▶ _Required task_: Report only the number of lines that hold the word "сельсовет".
>>>
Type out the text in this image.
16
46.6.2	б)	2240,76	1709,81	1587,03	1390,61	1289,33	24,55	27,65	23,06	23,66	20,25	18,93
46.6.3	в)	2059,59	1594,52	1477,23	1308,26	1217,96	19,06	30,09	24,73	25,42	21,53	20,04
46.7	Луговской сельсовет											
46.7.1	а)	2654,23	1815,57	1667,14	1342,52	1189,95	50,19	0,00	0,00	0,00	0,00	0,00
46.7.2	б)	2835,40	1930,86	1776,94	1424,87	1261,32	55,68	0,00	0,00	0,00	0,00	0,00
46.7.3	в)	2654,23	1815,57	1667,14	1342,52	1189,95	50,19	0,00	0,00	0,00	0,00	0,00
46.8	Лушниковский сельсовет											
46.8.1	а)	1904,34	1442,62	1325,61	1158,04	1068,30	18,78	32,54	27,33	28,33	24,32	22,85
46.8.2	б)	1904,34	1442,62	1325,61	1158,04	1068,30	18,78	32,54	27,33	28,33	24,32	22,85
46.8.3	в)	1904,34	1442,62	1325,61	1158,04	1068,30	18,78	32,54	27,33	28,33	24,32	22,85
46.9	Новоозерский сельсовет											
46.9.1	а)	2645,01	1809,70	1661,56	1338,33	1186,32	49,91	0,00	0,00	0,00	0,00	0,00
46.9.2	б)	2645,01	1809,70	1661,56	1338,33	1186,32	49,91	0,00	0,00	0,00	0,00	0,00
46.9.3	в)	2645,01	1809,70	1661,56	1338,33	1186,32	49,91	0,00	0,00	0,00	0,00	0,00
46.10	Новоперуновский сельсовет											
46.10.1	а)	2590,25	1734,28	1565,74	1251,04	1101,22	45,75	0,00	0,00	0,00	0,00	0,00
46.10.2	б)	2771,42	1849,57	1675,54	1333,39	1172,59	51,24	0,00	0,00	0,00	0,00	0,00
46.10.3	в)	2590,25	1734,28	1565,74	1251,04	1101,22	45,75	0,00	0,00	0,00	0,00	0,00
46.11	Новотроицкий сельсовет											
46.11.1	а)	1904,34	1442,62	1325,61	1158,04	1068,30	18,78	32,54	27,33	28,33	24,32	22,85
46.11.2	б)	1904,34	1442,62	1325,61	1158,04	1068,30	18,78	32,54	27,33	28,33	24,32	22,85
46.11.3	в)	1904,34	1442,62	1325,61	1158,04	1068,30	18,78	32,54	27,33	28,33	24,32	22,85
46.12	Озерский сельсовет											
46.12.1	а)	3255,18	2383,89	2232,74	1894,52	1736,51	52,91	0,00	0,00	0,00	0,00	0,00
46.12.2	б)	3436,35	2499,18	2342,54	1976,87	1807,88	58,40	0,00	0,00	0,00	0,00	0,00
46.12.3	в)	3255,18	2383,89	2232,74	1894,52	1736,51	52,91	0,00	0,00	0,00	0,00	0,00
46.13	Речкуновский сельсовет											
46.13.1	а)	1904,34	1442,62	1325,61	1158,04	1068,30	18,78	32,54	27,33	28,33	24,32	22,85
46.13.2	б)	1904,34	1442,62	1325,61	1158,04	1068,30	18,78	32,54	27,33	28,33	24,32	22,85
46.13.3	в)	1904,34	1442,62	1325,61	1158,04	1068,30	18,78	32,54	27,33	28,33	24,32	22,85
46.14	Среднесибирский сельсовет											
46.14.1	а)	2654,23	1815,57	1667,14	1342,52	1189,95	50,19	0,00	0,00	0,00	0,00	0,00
<<<
▶ _Task response_: 8